◆ Exercise goal
Starting from the line that contains "Type out the text in this image.", reproduce each line exactly through the end of the material, and include no other lines.

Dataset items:
>> BEGIN
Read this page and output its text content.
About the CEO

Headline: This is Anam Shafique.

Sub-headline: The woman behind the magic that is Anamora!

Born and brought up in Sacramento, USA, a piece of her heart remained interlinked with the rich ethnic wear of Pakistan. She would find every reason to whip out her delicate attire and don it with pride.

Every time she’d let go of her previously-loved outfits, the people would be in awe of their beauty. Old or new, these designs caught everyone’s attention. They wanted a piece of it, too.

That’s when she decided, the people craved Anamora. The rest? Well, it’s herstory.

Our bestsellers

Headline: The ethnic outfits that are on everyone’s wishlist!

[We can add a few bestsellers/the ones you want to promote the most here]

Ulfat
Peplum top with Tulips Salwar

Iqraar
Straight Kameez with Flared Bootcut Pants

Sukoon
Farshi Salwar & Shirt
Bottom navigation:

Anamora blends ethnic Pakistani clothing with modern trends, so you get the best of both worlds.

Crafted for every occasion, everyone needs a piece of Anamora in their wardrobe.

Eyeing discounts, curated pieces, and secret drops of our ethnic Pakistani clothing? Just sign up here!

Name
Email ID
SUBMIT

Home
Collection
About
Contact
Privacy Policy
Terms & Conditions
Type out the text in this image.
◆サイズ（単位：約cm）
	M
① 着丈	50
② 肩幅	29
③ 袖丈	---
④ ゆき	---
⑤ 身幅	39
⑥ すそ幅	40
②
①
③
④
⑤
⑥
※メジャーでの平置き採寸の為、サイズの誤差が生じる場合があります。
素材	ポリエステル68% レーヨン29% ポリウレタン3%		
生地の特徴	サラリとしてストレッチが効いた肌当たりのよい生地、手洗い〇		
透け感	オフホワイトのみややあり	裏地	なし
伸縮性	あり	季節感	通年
>> END
◆ Answer
Type out the text in this image.
◆サイズ（単位：約cm）
	M
① 着丈	50
② 肩幅	29
③ 袖丈	---
④ ゆき	---
⑤ 身幅	39
⑥ すそ幅	40
②
①
③
④
⑤
⑥
※メジャーでの平置き採寸の為、サイズの誤差が生じる場合があります。
素材	ポリエステル68% レーヨン29% ポリウレタン3%		
生地の特徴	サラリとしてストレッチが効いた肌当たりのよい生地、手洗い〇		
透け感	オフホワイトのみややあり	裏地	なし
伸縮性	あり	季節感	通年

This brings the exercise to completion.